To do: From the records below, pull each line that has "territories".

Input for this task:

◇ ◇ ◇ ◇ ◇ ◇ ◇

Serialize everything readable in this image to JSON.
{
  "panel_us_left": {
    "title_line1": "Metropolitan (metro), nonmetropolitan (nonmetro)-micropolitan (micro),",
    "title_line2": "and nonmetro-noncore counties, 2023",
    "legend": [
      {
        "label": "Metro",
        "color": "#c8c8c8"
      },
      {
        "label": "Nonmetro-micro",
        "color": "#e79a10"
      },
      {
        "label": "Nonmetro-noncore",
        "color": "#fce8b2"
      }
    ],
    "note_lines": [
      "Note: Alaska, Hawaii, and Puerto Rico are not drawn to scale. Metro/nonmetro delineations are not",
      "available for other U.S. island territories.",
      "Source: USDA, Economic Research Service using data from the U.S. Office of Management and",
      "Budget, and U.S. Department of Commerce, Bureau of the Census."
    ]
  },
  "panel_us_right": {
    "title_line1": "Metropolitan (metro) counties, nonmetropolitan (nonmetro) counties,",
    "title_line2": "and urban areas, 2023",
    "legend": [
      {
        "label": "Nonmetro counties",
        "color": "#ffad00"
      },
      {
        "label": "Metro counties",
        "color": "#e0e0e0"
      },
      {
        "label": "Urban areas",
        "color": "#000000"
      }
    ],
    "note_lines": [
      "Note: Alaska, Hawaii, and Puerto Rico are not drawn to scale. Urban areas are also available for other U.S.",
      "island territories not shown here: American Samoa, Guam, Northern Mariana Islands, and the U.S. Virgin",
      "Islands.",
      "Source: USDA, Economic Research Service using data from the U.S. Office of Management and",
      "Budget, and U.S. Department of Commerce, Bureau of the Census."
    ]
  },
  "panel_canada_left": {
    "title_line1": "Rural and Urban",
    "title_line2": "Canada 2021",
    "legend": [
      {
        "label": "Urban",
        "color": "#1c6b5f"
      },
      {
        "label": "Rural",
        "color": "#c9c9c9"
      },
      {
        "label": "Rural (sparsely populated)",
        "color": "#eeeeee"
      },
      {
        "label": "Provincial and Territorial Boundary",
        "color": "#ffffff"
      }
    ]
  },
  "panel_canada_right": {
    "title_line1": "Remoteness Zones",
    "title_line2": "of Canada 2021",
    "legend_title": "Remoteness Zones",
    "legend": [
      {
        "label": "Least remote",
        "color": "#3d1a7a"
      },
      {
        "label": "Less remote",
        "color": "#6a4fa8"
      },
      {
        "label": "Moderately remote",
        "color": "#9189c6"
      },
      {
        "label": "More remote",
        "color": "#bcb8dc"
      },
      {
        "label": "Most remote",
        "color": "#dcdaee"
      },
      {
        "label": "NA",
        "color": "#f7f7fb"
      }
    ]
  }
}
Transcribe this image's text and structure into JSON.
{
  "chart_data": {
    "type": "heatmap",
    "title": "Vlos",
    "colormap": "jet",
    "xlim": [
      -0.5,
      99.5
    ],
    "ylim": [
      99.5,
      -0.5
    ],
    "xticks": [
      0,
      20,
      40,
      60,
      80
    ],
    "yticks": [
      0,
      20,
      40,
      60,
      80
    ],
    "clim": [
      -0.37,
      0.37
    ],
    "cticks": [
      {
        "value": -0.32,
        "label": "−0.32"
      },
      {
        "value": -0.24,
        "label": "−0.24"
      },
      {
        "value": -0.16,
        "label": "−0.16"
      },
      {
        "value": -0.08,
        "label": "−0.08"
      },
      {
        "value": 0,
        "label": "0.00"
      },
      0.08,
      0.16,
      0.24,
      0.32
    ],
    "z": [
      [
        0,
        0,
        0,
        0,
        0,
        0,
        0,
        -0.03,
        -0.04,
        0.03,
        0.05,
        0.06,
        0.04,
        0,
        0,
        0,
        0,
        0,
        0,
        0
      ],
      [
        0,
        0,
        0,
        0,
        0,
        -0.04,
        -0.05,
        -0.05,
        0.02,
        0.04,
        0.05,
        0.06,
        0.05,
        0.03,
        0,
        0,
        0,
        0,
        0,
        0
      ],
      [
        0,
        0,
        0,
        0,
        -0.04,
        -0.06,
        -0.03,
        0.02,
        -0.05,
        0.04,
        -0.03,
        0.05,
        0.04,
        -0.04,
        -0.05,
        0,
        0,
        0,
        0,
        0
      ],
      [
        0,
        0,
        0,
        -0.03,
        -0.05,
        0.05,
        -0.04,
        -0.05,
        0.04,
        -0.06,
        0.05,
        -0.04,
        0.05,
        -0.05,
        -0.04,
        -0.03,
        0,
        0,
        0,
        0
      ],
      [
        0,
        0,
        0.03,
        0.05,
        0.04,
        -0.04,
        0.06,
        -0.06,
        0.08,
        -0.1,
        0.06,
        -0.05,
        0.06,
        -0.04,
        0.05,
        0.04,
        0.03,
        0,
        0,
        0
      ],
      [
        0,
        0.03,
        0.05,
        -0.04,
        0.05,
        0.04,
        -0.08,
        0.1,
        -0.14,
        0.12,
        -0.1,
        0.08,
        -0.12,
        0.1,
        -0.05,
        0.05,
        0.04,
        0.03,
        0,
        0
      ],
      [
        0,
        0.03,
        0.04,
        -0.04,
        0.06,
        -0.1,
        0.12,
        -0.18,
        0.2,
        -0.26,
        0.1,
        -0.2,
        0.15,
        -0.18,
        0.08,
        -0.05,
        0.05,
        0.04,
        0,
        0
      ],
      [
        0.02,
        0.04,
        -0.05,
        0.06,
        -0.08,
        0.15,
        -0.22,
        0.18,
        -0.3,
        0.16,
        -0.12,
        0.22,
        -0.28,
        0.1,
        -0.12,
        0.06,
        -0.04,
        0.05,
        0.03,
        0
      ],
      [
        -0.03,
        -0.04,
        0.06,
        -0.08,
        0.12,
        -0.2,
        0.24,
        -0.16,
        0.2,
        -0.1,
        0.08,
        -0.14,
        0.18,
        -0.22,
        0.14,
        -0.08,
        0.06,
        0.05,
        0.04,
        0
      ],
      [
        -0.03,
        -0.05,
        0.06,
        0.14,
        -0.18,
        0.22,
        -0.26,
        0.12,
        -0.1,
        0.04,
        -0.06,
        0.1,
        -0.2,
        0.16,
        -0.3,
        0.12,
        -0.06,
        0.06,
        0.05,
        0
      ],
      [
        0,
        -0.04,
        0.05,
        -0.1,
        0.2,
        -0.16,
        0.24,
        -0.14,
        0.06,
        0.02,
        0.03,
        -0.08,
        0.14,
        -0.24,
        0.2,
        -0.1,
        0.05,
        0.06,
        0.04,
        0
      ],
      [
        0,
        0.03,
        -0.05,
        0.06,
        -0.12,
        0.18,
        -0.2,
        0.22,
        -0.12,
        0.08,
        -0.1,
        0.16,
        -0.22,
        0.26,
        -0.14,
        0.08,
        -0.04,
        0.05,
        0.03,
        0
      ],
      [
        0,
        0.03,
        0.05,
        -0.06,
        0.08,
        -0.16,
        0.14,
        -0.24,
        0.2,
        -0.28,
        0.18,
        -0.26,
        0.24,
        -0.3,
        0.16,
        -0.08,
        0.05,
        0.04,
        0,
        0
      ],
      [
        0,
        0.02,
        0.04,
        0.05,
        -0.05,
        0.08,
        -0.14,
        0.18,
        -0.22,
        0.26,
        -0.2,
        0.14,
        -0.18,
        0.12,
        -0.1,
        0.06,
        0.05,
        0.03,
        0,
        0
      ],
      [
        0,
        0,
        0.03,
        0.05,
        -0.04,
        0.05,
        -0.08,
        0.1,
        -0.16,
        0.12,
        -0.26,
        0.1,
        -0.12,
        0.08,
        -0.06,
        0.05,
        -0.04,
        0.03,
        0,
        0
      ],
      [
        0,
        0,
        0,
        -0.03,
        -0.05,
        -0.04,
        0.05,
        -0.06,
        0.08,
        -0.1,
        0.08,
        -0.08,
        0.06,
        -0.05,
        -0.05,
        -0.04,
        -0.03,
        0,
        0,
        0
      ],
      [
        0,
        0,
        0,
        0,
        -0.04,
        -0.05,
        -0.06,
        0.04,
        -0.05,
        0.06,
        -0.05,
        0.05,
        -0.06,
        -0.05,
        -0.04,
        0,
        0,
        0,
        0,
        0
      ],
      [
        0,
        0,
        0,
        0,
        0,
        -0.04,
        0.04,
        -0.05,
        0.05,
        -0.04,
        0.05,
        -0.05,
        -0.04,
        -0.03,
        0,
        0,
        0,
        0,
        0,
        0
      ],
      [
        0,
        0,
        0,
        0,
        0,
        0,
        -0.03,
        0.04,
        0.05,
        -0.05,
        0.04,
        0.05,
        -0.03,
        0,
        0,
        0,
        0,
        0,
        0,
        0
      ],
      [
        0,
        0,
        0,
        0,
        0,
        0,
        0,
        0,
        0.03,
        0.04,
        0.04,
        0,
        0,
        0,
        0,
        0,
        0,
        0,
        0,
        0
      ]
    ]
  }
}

◇ ◇ ◇ ◇ ◇ ◇ ◇

Result:
      "available for other U.S. island territories.",
      "island territories not shown here: American Samoa, Guam, Northern Mariana Islands, and the U.S. Virgin",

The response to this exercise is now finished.